GIVEN INSTRUCTION: Go through the records below line by line, counting those that contain the word "they"; answer with the count only.

DATA EXTRACT:

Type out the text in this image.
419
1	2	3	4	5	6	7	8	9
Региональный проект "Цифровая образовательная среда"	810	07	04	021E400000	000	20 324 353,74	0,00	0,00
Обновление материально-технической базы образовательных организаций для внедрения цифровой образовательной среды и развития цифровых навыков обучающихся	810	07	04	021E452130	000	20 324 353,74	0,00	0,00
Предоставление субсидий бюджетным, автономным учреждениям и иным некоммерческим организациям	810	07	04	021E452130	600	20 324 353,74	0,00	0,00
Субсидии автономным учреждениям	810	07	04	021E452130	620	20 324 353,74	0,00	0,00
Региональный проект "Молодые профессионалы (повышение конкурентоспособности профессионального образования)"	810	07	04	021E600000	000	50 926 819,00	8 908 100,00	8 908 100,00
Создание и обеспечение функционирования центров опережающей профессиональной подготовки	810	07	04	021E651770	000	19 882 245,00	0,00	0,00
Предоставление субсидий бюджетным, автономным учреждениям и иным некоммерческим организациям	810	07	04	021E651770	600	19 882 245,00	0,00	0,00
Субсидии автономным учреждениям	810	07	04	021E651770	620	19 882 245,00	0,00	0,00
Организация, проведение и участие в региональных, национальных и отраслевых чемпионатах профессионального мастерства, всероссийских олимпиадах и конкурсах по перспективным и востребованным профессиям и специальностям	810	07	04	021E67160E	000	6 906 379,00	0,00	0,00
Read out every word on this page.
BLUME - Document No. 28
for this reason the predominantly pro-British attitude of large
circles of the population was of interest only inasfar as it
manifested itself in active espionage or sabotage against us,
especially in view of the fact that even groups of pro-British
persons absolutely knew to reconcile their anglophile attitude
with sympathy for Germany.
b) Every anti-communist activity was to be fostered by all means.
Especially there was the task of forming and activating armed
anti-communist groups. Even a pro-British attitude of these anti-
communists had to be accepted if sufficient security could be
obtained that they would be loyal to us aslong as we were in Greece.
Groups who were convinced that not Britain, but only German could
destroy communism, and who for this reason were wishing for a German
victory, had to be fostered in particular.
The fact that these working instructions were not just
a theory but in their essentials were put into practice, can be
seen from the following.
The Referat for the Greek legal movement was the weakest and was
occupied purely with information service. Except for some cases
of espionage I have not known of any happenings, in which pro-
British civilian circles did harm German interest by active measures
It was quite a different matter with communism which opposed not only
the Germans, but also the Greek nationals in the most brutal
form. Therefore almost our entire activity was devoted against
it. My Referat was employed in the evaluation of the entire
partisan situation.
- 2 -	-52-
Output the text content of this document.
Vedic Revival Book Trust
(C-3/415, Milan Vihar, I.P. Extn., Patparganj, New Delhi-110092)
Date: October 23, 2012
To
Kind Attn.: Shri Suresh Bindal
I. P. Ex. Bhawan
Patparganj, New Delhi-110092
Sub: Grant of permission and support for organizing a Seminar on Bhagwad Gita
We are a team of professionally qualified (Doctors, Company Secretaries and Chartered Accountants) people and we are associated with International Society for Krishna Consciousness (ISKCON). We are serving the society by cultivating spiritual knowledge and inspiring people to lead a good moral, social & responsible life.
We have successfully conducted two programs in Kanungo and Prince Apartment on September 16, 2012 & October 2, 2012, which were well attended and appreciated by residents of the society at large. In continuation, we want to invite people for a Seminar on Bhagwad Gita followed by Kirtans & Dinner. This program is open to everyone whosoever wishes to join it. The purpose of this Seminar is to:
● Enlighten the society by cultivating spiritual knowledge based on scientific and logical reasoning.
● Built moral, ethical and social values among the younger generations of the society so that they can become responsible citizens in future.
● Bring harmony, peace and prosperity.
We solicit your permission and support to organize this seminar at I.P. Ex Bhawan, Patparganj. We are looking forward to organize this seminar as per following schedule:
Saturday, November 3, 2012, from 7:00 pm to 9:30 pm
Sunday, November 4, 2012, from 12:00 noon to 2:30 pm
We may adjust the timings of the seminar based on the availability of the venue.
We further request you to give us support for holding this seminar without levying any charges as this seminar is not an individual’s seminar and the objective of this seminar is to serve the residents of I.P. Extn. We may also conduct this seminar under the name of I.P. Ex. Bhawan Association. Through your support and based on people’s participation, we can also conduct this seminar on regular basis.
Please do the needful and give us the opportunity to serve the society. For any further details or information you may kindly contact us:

WRITTEN SOLUTION: 2